Problem
Reproduce every entry below precisely. Pictures are excluded from the copy.

Entries from a visual dataset
------------------------------------

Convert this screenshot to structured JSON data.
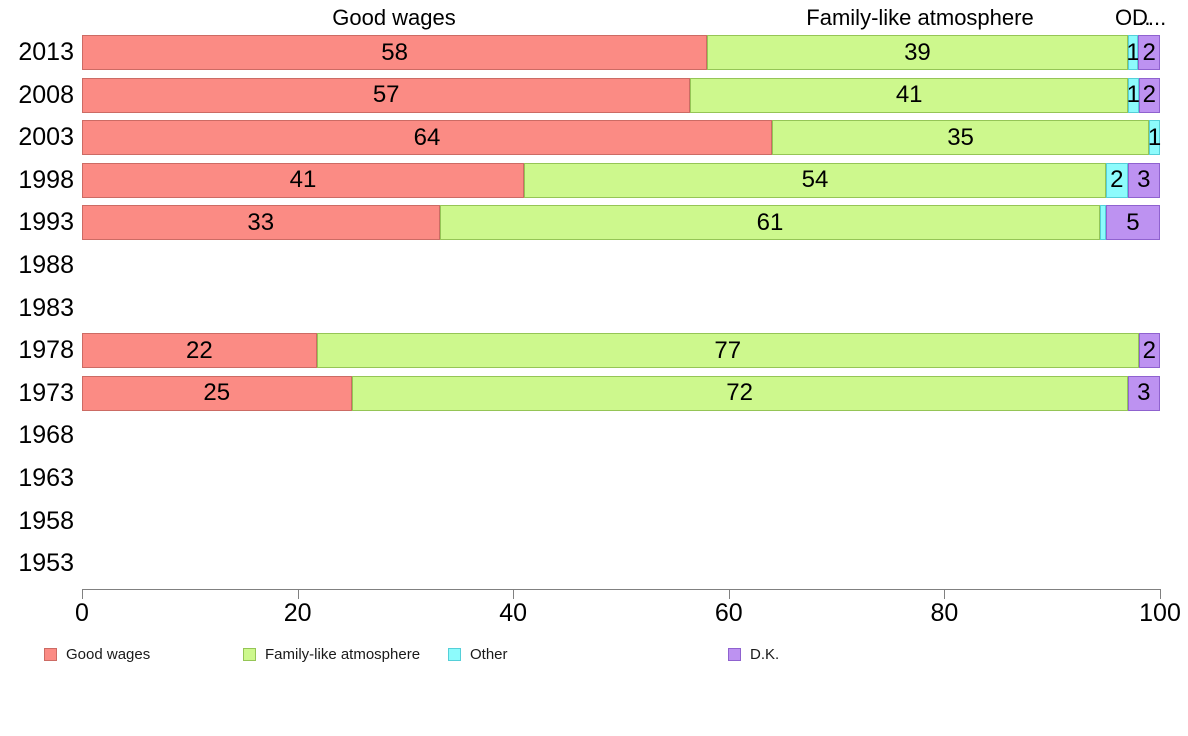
{
  "chart_data": {
    "type": "bar",
    "orientation": "horizontal",
    "stacked": true,
    "unit": "percent",
    "title": "",
    "column_headers": [
      "Good wages",
      "Family-like atmosphere",
      "O...",
      "D..."
    ],
    "categories": [
      "2013",
      "2008",
      "2003",
      "1998",
      "1993",
      "1988",
      "1983",
      "1978",
      "1973",
      "1968",
      "1963",
      "1958",
      "1953"
    ],
    "series": [
      {
        "name": "Good wages",
        "color": "#FB8B84",
        "border_color": "#CC6B64",
        "values": [
          58,
          57,
          64,
          41,
          33,
          null,
          null,
          22,
          25,
          null,
          null,
          null,
          null
        ]
      },
      {
        "name": "Family-like atmosphere",
        "color": "#CDF88D",
        "border_color": "#95C556",
        "values": [
          39,
          41,
          35,
          54,
          61,
          null,
          null,
          77,
          72,
          null,
          null,
          null,
          null
        ]
      },
      {
        "name": "Other",
        "color": "#8DFBFC",
        "border_color": "#55CFD8",
        "values": [
          1,
          1,
          1,
          2,
          0.5,
          null,
          null,
          null,
          null,
          null,
          null,
          null,
          null
        ],
        "labels": [
          "1",
          "1",
          "1",
          "2",
          "",
          null,
          null,
          null,
          null,
          null,
          null,
          null,
          null
        ]
      },
      {
        "name": "D.K.",
        "color": "#BD92F1",
        "border_color": "#8F62CF",
        "values": [
          2,
          2,
          null,
          3,
          5,
          null,
          null,
          2,
          3,
          null,
          null,
          null,
          null
        ]
      }
    ],
    "xlim": [
      0,
      100
    ],
    "xticks": [
      0,
      20,
      40,
      60,
      80,
      100
    ],
    "legend": {
      "position": "bottom",
      "items": [
        "Good wages",
        "Family-like atmosphere",
        "Other",
        "D.K."
      ]
    },
    "axis_color": "#808080",
    "label_color": "#000000",
    "grid": false
  }
}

------------------------------------

Solution below
Convert this screenshot to structured JSON data.
{
  "chart_data": {
    "type": "bar",
    "orientation": "horizontal",
    "stacked": true,
    "unit": "percent",
    "title": "",
    "column_headers": [
      "Good wages",
      "Family-like atmosphere",
      "O...",
      "D..."
    ],
    "categories": [
      "2013",
      "2008",
      "2003",
      "1998",
      "1993",
      "1988",
      "1983",
      "1978",
      "1973",
      "1968",
      "1963",
      "1958",
      "1953"
    ],
    "series": [
      {
        "name": "Good wages",
        "color": "#FB8B84",
        "border_color": "#CC6B64",
        "values": [
          58,
          57,
          64,
          41,
          33,
          null,
          null,
          22,
          25,
          null,
          null,
          null,
          null
        ]
      },
      {
        "name": "Family-like atmosphere",
        "color": "#CDF88D",
        "border_color": "#95C556",
        "values": [
          39,
          41,
          35,
          54,
          61,
          null,
          null,
          77,
          72,
          null,
          null,
          null,
          null
        ]
      },
      {
        "name": "Other",
        "color": "#8DFBFC",
        "border_color": "#55CFD8",
        "values": [
          1,
          1,
          1,
          2,
          0.5,
          null,
          null,
          null,
          null,
          null,
          null,
          null,
          null
        ],
        "labels": [
          "1",
          "1",
          "1",
          "2",
          "",
          null,
          null,
          null,
          null,
          null,
          null,
          null,
          null
        ]
      },
      {
        "name": "D.K.",
        "color": "#BD92F1",
        "border_color": "#8F62CF",
        "values": [
          2,
          2,
          null,
          3,
          5,
          null,
          null,
          2,
          3,
          null,
          null,
          null,
          null
        ]
      }
    ],
    "xlim": [
      0,
      100
    ],
    "xticks": [
      0,
      20,
      40,
      60,
      80,
      100
    ],
    "legend": {
      "position": "bottom",
      "items": [
        "Good wages",
        "Family-like atmosphere",
        "Other",
        "D.K."
      ]
    },
    "axis_color": "#808080",
    "label_color": "#000000",
    "grid": false
  }
}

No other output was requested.